* Instructions to follow
Your task is to copy the material exactly.

* Data shown
○ ○ ○ ○ ○ ○ ○

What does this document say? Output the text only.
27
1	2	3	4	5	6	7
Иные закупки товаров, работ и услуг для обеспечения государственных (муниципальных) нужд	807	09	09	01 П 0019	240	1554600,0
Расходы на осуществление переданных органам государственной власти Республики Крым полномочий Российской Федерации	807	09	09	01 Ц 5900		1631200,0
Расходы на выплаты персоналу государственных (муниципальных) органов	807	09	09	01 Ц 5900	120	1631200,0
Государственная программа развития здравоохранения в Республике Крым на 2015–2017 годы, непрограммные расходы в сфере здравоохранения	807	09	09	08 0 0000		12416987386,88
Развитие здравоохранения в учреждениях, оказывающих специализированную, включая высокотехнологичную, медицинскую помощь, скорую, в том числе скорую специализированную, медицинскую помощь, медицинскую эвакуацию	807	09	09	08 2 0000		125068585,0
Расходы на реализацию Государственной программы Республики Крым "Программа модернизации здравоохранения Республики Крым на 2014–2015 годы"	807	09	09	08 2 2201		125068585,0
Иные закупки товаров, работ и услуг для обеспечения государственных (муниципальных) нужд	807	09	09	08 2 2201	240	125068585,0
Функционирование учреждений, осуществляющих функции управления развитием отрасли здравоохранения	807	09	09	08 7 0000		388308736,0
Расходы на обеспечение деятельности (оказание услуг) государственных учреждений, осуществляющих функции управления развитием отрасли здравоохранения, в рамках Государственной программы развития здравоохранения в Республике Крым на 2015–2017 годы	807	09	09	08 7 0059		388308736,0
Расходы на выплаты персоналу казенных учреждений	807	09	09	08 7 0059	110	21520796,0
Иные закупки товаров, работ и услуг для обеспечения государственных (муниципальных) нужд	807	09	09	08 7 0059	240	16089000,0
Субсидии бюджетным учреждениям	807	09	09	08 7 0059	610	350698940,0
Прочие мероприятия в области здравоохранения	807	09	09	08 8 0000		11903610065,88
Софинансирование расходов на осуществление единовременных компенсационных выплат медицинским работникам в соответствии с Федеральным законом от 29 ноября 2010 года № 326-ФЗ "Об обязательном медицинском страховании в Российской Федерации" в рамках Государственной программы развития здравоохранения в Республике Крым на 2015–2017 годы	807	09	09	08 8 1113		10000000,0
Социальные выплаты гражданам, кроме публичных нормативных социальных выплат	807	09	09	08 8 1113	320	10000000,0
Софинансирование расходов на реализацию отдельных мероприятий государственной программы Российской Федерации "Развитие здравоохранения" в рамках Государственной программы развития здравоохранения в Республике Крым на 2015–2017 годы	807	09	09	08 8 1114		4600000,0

○ ○ ○ ○ ○ ○ ○

* Written solution
What does this document say? Output the text only.
27
1	2	3	4	5	6	7
Иные закупки товаров, работ и услуг для обеспечения государственных (муниципальных) нужд	807	09	09	01 П 0019	240	1554600,0
Расходы на осуществление переданных органам государственной власти Республики Крым полномочий Российской Федерации	807	09	09	01 Ц 5900		1631200,0
Расходы на выплаты персоналу государственных (муниципальных) органов	807	09	09	01 Ц 5900	120	1631200,0
Государственная программа развития здравоохранения в Республике Крым на 2015–2017 годы, непрограммные расходы в сфере здравоохранения	807	09	09	08 0 0000		12416987386,88
Развитие здравоохранения в учреждениях, оказывающих специализированную, включая высокотехнологичную, медицинскую помощь, скорую, в том числе скорую специализированную, медицинскую помощь, медицинскую эвакуацию	807	09	09	08 2 0000		125068585,0
Расходы на реализацию Государственной программы Республики Крым "Программа модернизации здравоохранения Республики Крым на 2014–2015 годы"	807	09	09	08 2 2201		125068585,0
Иные закупки товаров, работ и услуг для обеспечения государственных (муниципальных) нужд	807	09	09	08 2 2201	240	125068585,0
Функционирование учреждений, осуществляющих функции управления развитием отрасли здравоохранения	807	09	09	08 7 0000		388308736,0
Расходы на обеспечение деятельности (оказание услуг) государственных учреждений, осуществляющих функции управления развитием отрасли здравоохранения, в рамках Государственной программы развития здравоохранения в Республике Крым на 2015–2017 годы	807	09	09	08 7 0059		388308736,0
Расходы на выплаты персоналу казенных учреждений	807	09	09	08 7 0059	110	21520796,0
Иные закупки товаров, работ и услуг для обеспечения государственных (муниципальных) нужд	807	09	09	08 7 0059	240	16089000,0
Субсидии бюджетным учреждениям	807	09	09	08 7 0059	610	350698940,0
Прочие мероприятия в области здравоохранения	807	09	09	08 8 0000		11903610065,88
Софинансирование расходов на осуществление единовременных компенсационных выплат медицинским работникам в соответствии с Федеральным законом от 29 ноября 2010 года № 326-ФЗ "Об обязательном медицинском страховании в Российской Федерации" в рамках Государственной программы развития здравоохранения в Республике Крым на 2015–2017 годы	807	09	09	08 8 1113		10000000,0
Социальные выплаты гражданам, кроме публичных нормативных социальных выплат	807	09	09	08 8 1113	320	10000000,0
Софинансирование расходов на реализацию отдельных мероприятий государственной программы Российской Федерации "Развитие здравоохранения" в рамках Государственной программы развития здравоохранения в Республике Крым на 2015–2017 годы	807	09	09	08 8 1114		4600000,0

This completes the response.